• Available data:
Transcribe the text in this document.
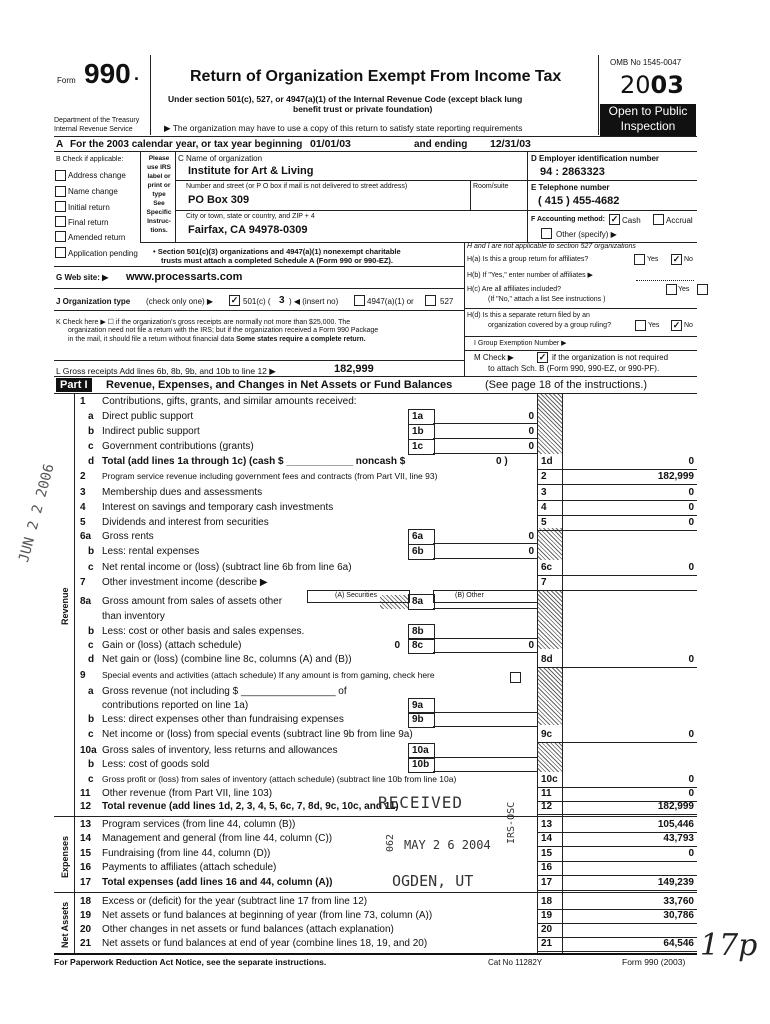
Form 990 .
Department of the Treasury
Internal Revenue Service
Return of Organization Exempt From Income Tax
Under section 501(c), 527, or 4947(a)(1) of the Internal Revenue Code (except black lung
benefit trust or private foundation)
▶ The organization may have to use a copy of this return to satisfy state reporting requirements
OMB No 1545-0047
2003
Open to Public
Inspection
A For the 2003 calendar year, or tax year beginning 01/01/03	and ending 12/31/03
B Check if applicable:
Address change
Name change
Initial return
Final return
Amended return
Application pending
Please
use IRS
label or
print or
type
See
Specific
Instruc-
tions.
C Name of organization
Institute for Art & Living
Number and street (or P O box if mail is not delivered to street address)	Room/suite
PO Box 309
City or town, state or country, and ZIP + 4
Fairfax, CA 94978-0309
D Employer identification number
94 : 2863323
E Telephone number
( 415 ) 455-4682
F Accounting method: ✓ Cash	Accrual
Other (specify) ▶
• Section 501(c)(3) organizations and 4947(a)(1) nonexempt charitable
trusts must attach a completed Schedule A (Form 990 or 990-EZ).
G Web site: ▶ www.processarts.com
J Organization type (check only one) ▶ ✓ 501(c) ( 3 ) ◀ (insert no)	4947(a)(1) or	527
K Check here ▶ ☐ if the organization's gross receipts are normally not more than $25,000. The
organization need not file a return with the IRS; but if the organization received a Form 990 Package
in the mail, it should file a return without financial data Some states require a complete return.
L Gross receipts Add lines 6b, 8b, 9b, and 10b to line 12 ▶	182,999
H and I are not applicable to section 527 organizations
H(a) Is this a group return for affiliates?	Yes ✓ No
H(b) If "Yes," enter number of affiliates ▶
H(c) Are all affiliates included?	Yes
(If "No," attach a list See instructions )
H(d) Is this a separate return filed by an
organization covered by a group ruling?	Yes ✓ No
I Group Exemption Number ▶
M Check ▶	✓ if the organization is not required
to attach Sch. B (Form 990, 990-EZ, or 990-PF).
Part I	Revenue, Expenses, and Changes in Net Assets or Fund Balances	(See page 18 of the instructions.)
Revenue
Expenses
Net Assets
1 Contributions, gifts, grants, and similar amounts received:
a Direct public support	1a	0
b Indirect public support	1b	0
c Government contributions (grants)	1c	0
d Total (add lines 1a through 1c) (cash $ ____________ noncash $	1d	0
0 )
2 Program service revenue including government fees and contracts (from Part VII, line 93)	2	182,999
3 Membership dues and assessments	3	0
4 Interest on savings and temporary cash investments	4	0
5 Dividends and interest from securities	5	0
6a Gross rents	6a	0
b Less: rental expenses	6b	0
c Net rental income or (loss) (subtract line 6b from line 6a)	6c	0
7 Other investment income (describe ▶	7
8a Gross amount from sales of assets other	8a
than inventory
b Less: cost or other basis and sales expenses.	8b
c Gain or (loss) (attach schedule)	8c	0
0
d Net gain or (loss) (combine line 8c, columns (A) and (B))	8d	0
9 Special events and activities (attach schedule) If any amount is from gaming, check here
a Gross revenue (not including $ _________________ of
contributions reported on line 1a)	9a
b Less: direct expenses other than fundraising expenses	9b
c Net income or (loss) from special events (subtract line 9b from line 9a)	9c	0
10a Gross sales of inventory, less returns and allowances	10a
b Less: cost of goods sold	10b
c Gross profit or (loss) from sales of inventory (attach schedule) (subtract line 10b from line 10a)	10c	0
11 Other revenue (from Part VII, line 103)	11	0
12 Total revenue (add lines 1d, 2, 3, 4, 5, 6c, 7, 8d, 9c, 10c, and 11)	12	182,999
13 Program services (from line 44, column (B))	13	105,446
14 Management and general (from line 44, column (C))	14	43,793
15 Fundraising (from line 44, column (D))	15	0
16 Payments to affiliates (attach schedule)	16
17 Total expenses (add lines 16 and 44, column (A))	17	149,239
18 Excess or (deficit) for the year (subtract line 17 from line 12)	18	33,760
19 Net assets or fund balances at beginning of year (from line 73, column (A))	19	30,786
20 Other changes in net assets or fund balances (attach explanation)	20
21 Net assets or fund balances at end of year (combine lines 18, 19, and 20)	21	64,546
(A) Securities	(B) Other
RECEIVED
MAY 2 6 2004
OGDEN, UT
062	IRS-OSC
For Paperwork Reduction Act Notice, see the separate instructions.	Cat No 11282Y	Form 990 (2003)
JUN 2 2 2006
17p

• Exercise instructions: In the material above, tally every line with the string "organizations" in it, then give that number alone.

• Problem solution: 2